## Figure collection entries
start

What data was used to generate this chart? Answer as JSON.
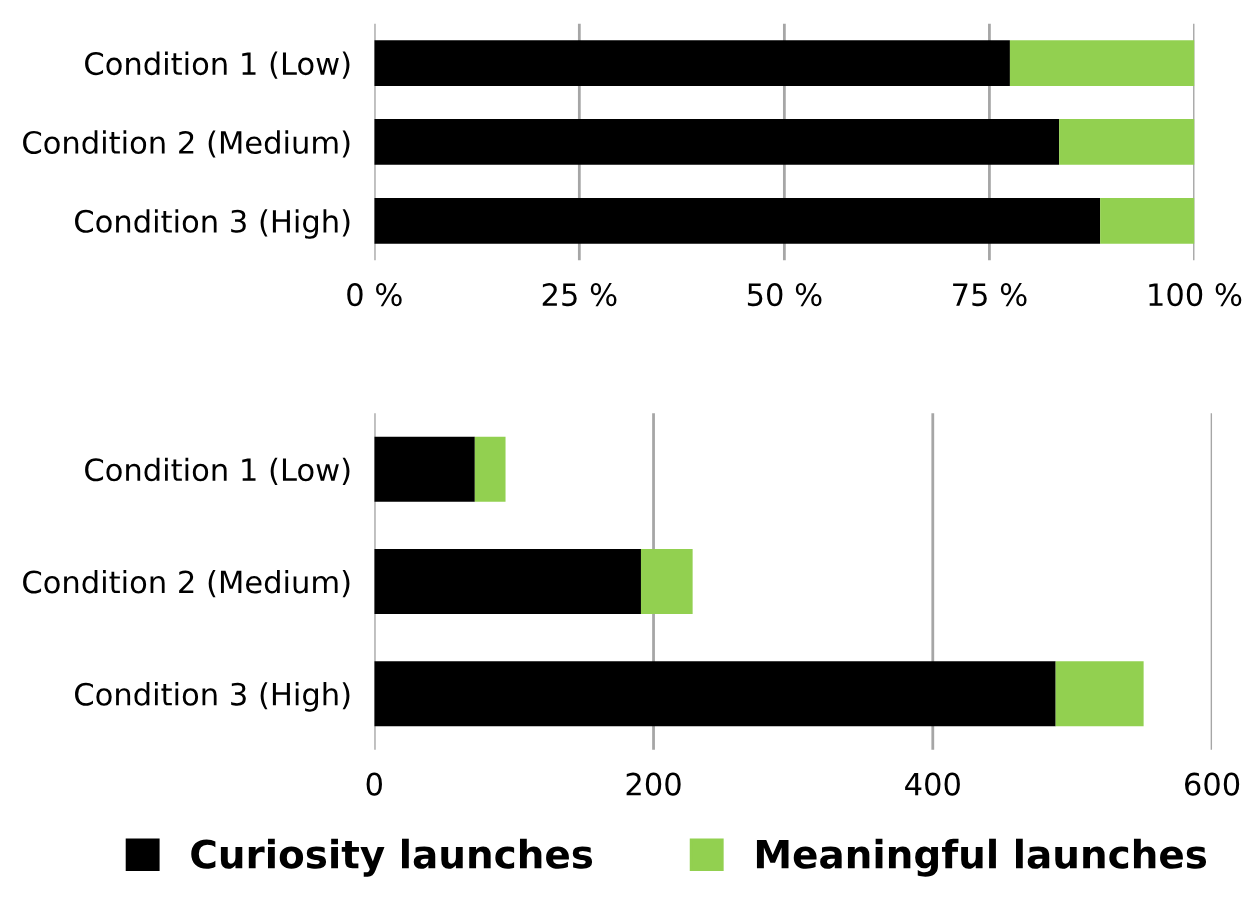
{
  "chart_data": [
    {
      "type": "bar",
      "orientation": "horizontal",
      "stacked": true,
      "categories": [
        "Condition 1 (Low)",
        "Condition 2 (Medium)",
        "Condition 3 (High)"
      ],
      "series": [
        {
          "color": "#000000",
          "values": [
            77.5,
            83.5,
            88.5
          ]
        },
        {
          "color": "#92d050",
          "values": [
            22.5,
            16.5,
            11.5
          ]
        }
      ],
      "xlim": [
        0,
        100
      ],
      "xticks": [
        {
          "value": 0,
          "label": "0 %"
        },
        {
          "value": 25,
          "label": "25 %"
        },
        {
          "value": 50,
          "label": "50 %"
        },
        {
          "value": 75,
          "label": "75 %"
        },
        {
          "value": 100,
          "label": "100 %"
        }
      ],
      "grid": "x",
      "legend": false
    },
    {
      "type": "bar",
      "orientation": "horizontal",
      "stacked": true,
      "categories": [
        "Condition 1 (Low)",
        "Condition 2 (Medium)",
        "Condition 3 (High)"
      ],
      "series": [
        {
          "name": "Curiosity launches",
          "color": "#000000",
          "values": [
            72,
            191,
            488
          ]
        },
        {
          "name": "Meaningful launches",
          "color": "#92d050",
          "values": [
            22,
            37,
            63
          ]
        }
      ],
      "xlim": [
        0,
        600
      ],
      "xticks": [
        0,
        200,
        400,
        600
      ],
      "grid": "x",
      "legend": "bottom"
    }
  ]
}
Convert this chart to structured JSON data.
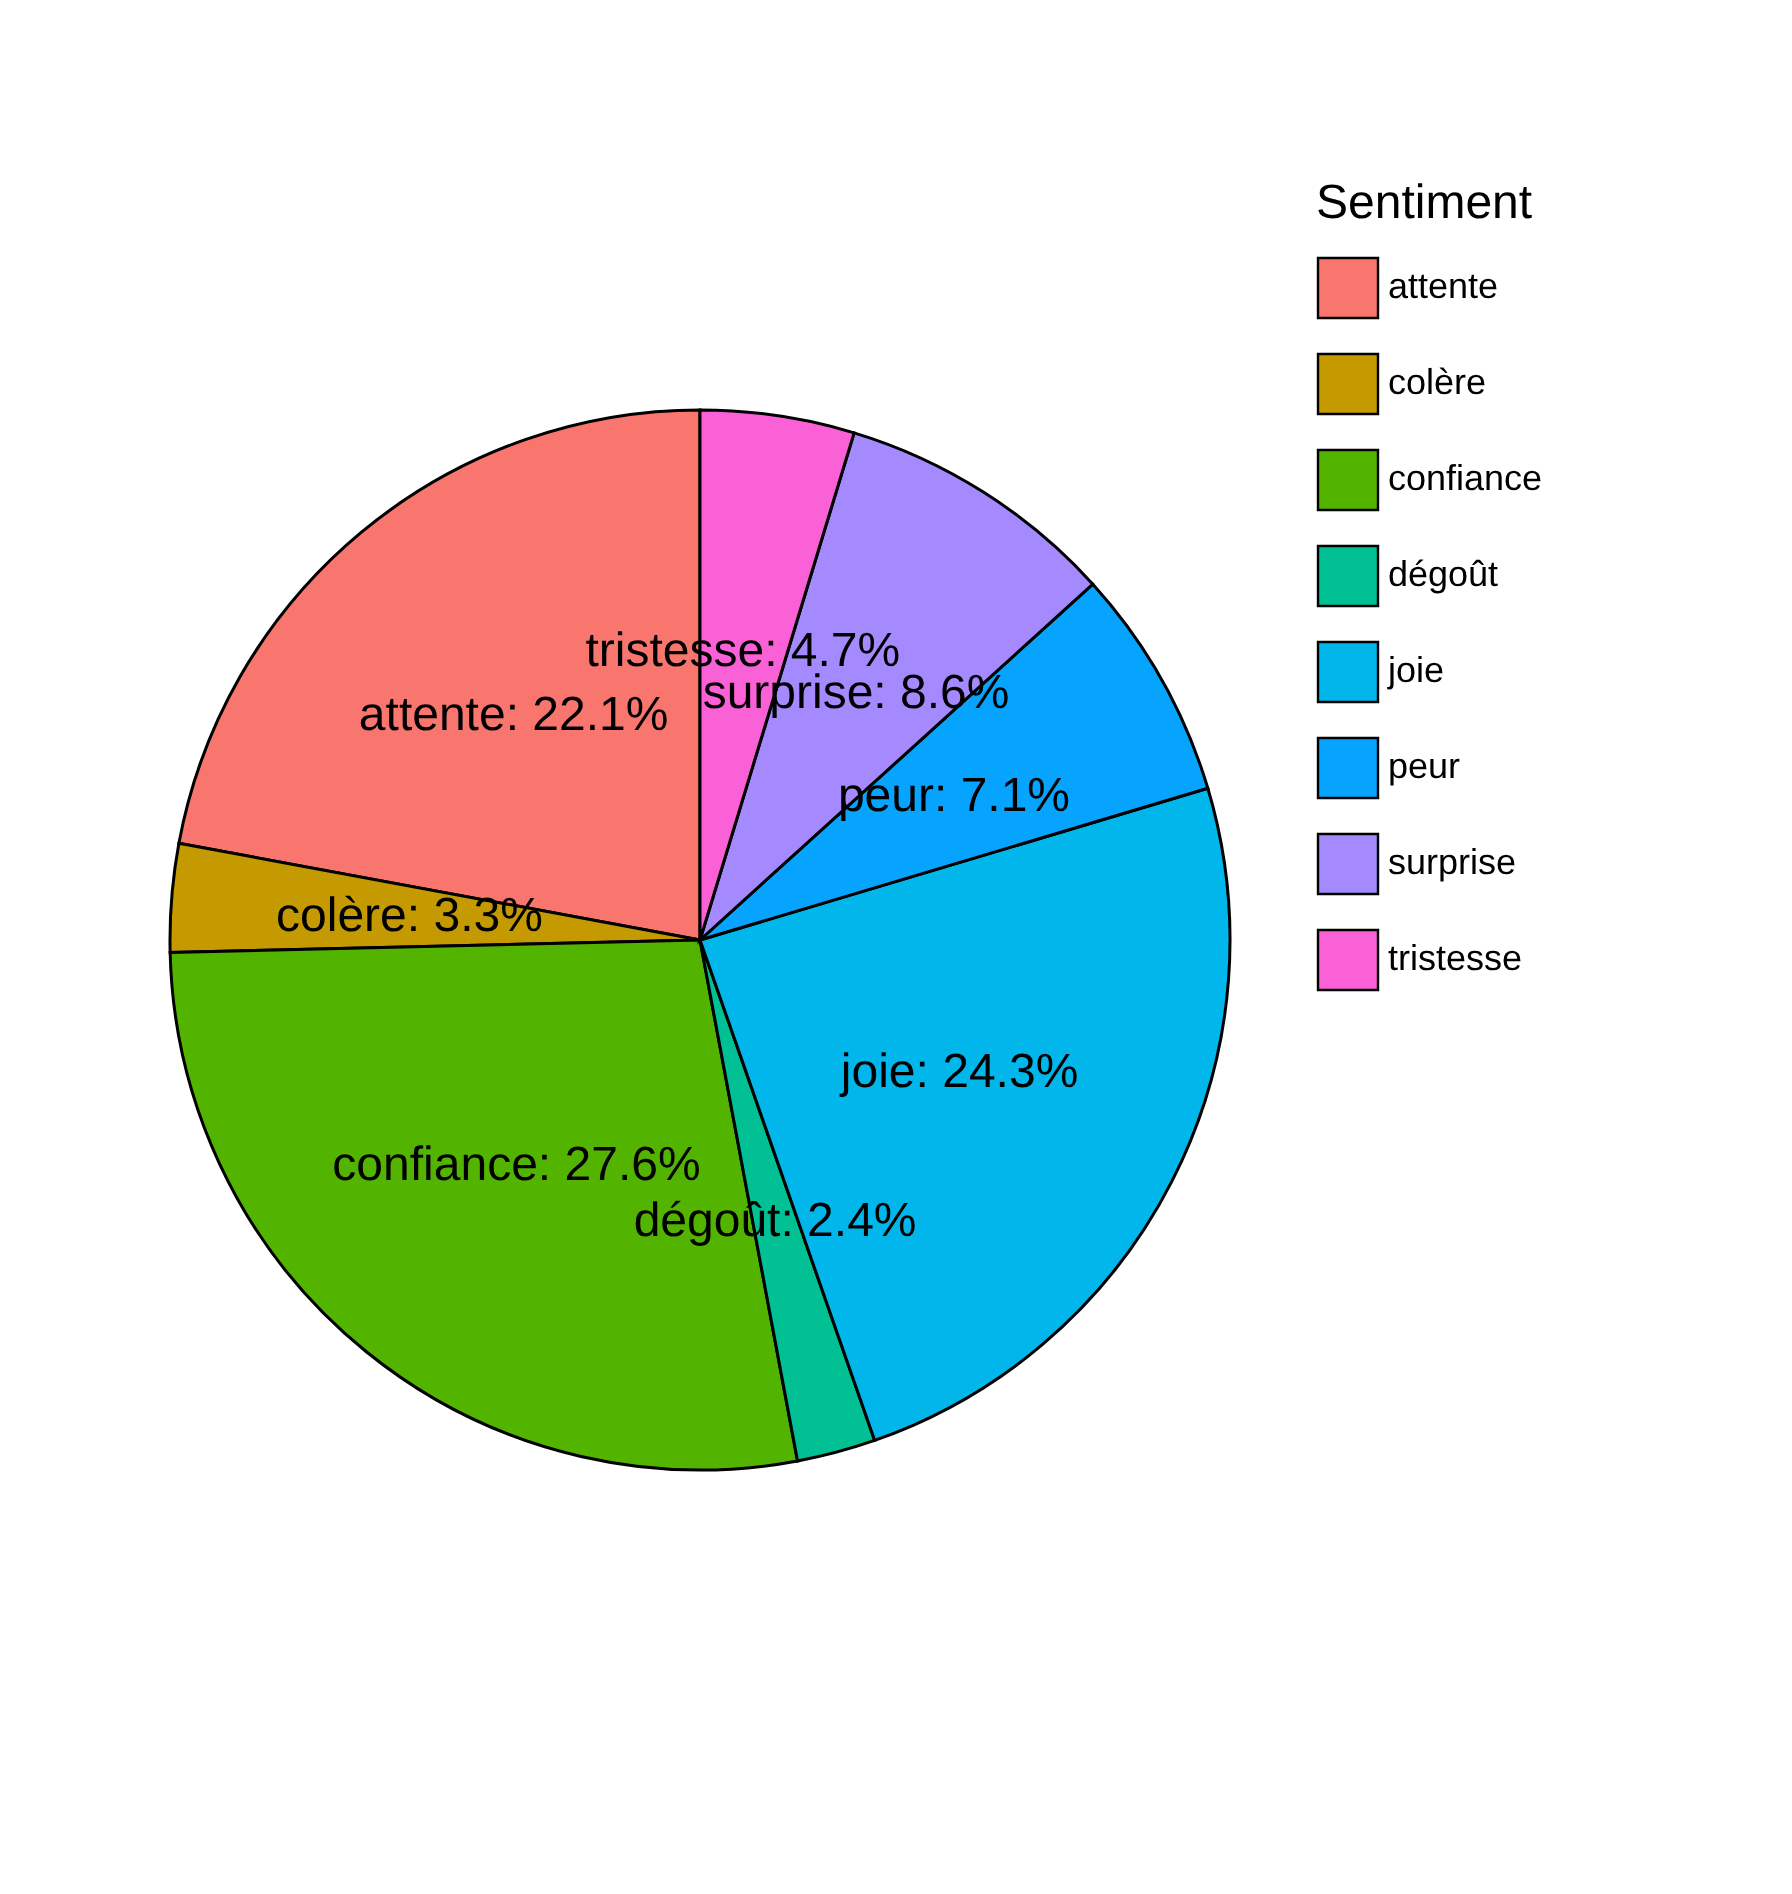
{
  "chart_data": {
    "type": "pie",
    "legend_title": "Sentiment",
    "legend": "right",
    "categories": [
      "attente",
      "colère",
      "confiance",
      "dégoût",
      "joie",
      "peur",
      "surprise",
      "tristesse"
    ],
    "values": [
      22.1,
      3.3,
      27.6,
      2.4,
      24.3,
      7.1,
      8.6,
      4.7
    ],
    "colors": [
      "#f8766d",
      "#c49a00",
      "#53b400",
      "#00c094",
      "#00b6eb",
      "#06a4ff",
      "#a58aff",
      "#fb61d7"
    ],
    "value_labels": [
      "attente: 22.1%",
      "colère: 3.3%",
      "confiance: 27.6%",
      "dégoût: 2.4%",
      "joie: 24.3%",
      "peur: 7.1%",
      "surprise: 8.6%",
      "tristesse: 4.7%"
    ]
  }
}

end

## Goal
Omit each picture, then return all of the listing exactly as it stands.

## Answer to the exercise
What data was used to generate this chart? Answer as JSON.
{
  "chart_data": [
    {
      "type": "bar",
      "orientation": "horizontal",
      "stacked": true,
      "categories": [
        "Condition 1 (Low)",
        "Condition 2 (Medium)",
        "Condition 3 (High)"
      ],
      "series": [
        {
          "color": "#000000",
          "values": [
            77.5,
            83.5,
            88.5
          ]
        },
        {
          "color": "#92d050",
          "values": [
            22.5,
            16.5,
            11.5
          ]
        }
      ],
      "xlim": [
        0,
        100
      ],
      "xticks": [
        {
          "value": 0,
          "label": "0 %"
        },
        {
          "value": 25,
          "label": "25 %"
        },
        {
          "value": 50,
          "label": "50 %"
        },
        {
          "value": 75,
          "label": "75 %"
        },
        {
          "value": 100,
          "label": "100 %"
        }
      ],
      "grid": "x",
      "legend": false
    },
    {
      "type": "bar",
      "orientation": "horizontal",
      "stacked": true,
      "categories": [
        "Condition 1 (Low)",
        "Condition 2 (Medium)",
        "Condition 3 (High)"
      ],
      "series": [
        {
          "name": "Curiosity launches",
          "color": "#000000",
          "values": [
            72,
            191,
            488
          ]
        },
        {
          "name": "Meaningful launches",
          "color": "#92d050",
          "values": [
            22,
            37,
            63
          ]
        }
      ],
      "xlim": [
        0,
        600
      ],
      "xticks": [
        0,
        200,
        400,
        600
      ],
      "grid": "x",
      "legend": "bottom"
    }
  ]
}
Convert this chart to structured JSON data.
{
  "chart_data": {
    "type": "pie",
    "legend_title": "Sentiment",
    "legend": "right",
    "categories": [
      "attente",
      "colère",
      "confiance",
      "dégoût",
      "joie",
      "peur",
      "surprise",
      "tristesse"
    ],
    "values": [
      22.1,
      3.3,
      27.6,
      2.4,
      24.3,
      7.1,
      8.6,
      4.7
    ],
    "colors": [
      "#f8766d",
      "#c49a00",
      "#53b400",
      "#00c094",
      "#00b6eb",
      "#06a4ff",
      "#a58aff",
      "#fb61d7"
    ],
    "value_labels": [
      "attente: 22.1%",
      "colère: 3.3%",
      "confiance: 27.6%",
      "dégoût: 2.4%",
      "joie: 24.3%",
      "peur: 7.1%",
      "surprise: 8.6%",
      "tristesse: 4.7%"
    ]
  }
}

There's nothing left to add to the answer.